**EXERCISE PROMPT:** Quote the entries that follow exactly, leaving none out.

**GIVEN DATA:**

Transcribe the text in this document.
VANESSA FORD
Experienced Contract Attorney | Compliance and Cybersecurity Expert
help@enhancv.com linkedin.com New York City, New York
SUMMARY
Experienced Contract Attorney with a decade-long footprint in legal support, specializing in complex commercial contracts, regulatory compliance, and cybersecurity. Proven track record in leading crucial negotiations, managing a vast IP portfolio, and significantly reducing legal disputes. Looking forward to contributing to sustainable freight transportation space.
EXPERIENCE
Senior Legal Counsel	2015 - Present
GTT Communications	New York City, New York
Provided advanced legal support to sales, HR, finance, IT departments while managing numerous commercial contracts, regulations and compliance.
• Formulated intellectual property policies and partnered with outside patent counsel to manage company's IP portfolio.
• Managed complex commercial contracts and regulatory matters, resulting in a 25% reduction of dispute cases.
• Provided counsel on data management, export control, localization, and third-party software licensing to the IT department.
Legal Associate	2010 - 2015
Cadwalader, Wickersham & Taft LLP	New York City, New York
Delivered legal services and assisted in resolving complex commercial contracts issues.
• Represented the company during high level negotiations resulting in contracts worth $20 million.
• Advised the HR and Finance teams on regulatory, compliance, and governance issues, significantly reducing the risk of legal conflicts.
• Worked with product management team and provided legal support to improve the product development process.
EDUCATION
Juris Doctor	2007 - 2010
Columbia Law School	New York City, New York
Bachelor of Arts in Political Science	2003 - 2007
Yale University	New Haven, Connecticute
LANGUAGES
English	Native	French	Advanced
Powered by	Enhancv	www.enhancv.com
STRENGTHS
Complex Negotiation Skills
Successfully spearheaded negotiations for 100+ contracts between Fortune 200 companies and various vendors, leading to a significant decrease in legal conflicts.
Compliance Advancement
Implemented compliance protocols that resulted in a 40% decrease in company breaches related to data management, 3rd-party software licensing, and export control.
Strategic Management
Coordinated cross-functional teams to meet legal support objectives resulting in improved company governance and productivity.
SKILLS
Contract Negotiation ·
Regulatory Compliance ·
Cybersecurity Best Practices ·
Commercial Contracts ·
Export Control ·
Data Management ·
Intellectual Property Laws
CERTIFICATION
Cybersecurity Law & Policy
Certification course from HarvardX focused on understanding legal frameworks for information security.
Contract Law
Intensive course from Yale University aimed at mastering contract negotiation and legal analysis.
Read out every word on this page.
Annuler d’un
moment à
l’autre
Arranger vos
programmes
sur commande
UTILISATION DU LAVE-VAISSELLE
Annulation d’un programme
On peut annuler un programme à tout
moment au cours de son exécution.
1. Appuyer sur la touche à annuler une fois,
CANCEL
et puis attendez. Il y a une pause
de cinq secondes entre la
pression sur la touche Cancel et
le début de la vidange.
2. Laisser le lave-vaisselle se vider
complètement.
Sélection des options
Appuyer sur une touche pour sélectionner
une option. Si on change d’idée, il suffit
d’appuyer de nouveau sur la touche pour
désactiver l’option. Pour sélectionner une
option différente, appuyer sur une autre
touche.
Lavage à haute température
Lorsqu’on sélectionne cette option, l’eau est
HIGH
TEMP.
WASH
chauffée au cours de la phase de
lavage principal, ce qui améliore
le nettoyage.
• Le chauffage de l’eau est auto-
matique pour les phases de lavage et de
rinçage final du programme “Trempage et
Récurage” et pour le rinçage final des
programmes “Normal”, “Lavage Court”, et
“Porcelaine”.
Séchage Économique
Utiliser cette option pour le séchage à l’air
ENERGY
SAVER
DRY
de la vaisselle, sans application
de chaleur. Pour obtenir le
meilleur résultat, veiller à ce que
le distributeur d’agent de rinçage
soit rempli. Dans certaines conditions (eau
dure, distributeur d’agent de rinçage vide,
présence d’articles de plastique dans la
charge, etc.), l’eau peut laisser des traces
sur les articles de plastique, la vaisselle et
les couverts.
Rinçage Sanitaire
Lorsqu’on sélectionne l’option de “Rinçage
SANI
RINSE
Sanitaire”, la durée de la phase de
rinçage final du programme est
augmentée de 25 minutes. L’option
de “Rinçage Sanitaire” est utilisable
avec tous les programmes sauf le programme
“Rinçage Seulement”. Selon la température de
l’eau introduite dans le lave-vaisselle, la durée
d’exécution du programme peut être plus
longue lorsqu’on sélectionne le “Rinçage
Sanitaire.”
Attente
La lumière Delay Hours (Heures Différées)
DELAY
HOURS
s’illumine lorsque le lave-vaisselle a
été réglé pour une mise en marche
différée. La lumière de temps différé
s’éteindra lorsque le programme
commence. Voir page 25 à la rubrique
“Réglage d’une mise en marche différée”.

**SOLUTION TO THIS TASK:**
Transcribe the text in this document.
VANESSA FORD
Experienced Contract Attorney | Compliance and Cybersecurity Expert
help@enhancv.com linkedin.com New York City, New York
SUMMARY
Experienced Contract Attorney with a decade-long footprint in legal support, specializing in complex commercial contracts, regulatory compliance, and cybersecurity. Proven track record in leading crucial negotiations, managing a vast IP portfolio, and significantly reducing legal disputes. Looking forward to contributing to sustainable freight transportation space.
EXPERIENCE
Senior Legal Counsel	2015 - Present
GTT Communications	New York City, New York
Provided advanced legal support to sales, HR, finance, IT departments while managing numerous commercial contracts, regulations and compliance.
• Formulated intellectual property policies and partnered with outside patent counsel to manage company's IP portfolio.
• Managed complex commercial contracts and regulatory matters, resulting in a 25% reduction of dispute cases.
• Provided counsel on data management, export control, localization, and third-party software licensing to the IT department.
Legal Associate	2010 - 2015
Cadwalader, Wickersham & Taft LLP	New York City, New York
Delivered legal services and assisted in resolving complex commercial contracts issues.
• Represented the company during high level negotiations resulting in contracts worth $20 million.
• Advised the HR and Finance teams on regulatory, compliance, and governance issues, significantly reducing the risk of legal conflicts.
• Worked with product management team and provided legal support to improve the product development process.
EDUCATION
Juris Doctor	2007 - 2010
Columbia Law School	New York City, New York
Bachelor of Arts in Political Science	2003 - 2007
Yale University	New Haven, Connecticute
LANGUAGES
English	Native	French	Advanced
Powered by	Enhancv	www.enhancv.com
STRENGTHS
Complex Negotiation Skills
Successfully spearheaded negotiations for 100+ contracts between Fortune 200 companies and various vendors, leading to a significant decrease in legal conflicts.
Compliance Advancement
Implemented compliance protocols that resulted in a 40% decrease in company breaches related to data management, 3rd-party software licensing, and export control.
Strategic Management
Coordinated cross-functional teams to meet legal support objectives resulting in improved company governance and productivity.
SKILLS
Contract Negotiation ·
Regulatory Compliance ·
Cybersecurity Best Practices ·
Commercial Contracts ·
Export Control ·
Data Management ·
Intellectual Property Laws
CERTIFICATION
Cybersecurity Law & Policy
Certification course from HarvardX focused on understanding legal frameworks for information security.
Contract Law
Intensive course from Yale University aimed at mastering contract negotiation and legal analysis.
Read out every word on this page.
Annuler d’un
moment à
l’autre
Arranger vos
programmes
sur commande
UTILISATION DU LAVE-VAISSELLE
Annulation d’un programme
On peut annuler un programme à tout
moment au cours de son exécution.
1. Appuyer sur la touche à annuler une fois,
CANCEL
et puis attendez. Il y a une pause
de cinq secondes entre la
pression sur la touche Cancel et
le début de la vidange.
2. Laisser le lave-vaisselle se vider
complètement.
Sélection des options
Appuyer sur une touche pour sélectionner
une option. Si on change d’idée, il suffit
d’appuyer de nouveau sur la touche pour
désactiver l’option. Pour sélectionner une
option différente, appuyer sur une autre
touche.
Lavage à haute température
Lorsqu’on sélectionne cette option, l’eau est
HIGH
TEMP.
WASH
chauffée au cours de la phase de
lavage principal, ce qui améliore
le nettoyage.
• Le chauffage de l’eau est auto-
matique pour les phases de lavage et de
rinçage final du programme “Trempage et
Récurage” et pour le rinçage final des
programmes “Normal”, “Lavage Court”, et
“Porcelaine”.
Séchage Économique
Utiliser cette option pour le séchage à l’air
ENERGY
SAVER
DRY
de la vaisselle, sans application
de chaleur. Pour obtenir le
meilleur résultat, veiller à ce que
le distributeur d’agent de rinçage
soit rempli. Dans certaines conditions (eau
dure, distributeur d’agent de rinçage vide,
présence d’articles de plastique dans la
charge, etc.), l’eau peut laisser des traces
sur les articles de plastique, la vaisselle et
les couverts.
Rinçage Sanitaire
Lorsqu’on sélectionne l’option de “Rinçage
SANI
RINSE
Sanitaire”, la durée de la phase de
rinçage final du programme est
augmentée de 25 minutes. L’option
de “Rinçage Sanitaire” est utilisable
avec tous les programmes sauf le programme
“Rinçage Seulement”. Selon la température de
l’eau introduite dans le lave-vaisselle, la durée
d’exécution du programme peut être plus
longue lorsqu’on sélectionne le “Rinçage
Sanitaire.”
Attente
La lumière Delay Hours (Heures Différées)
DELAY
HOURS
s’illumine lorsque le lave-vaisselle a
été réglé pour une mise en marche
différée. La lumière de temps différé
s’éteindra lorsque le programme
commence. Voir page 25 à la rubrique
“Réglage d’une mise en marche différée”.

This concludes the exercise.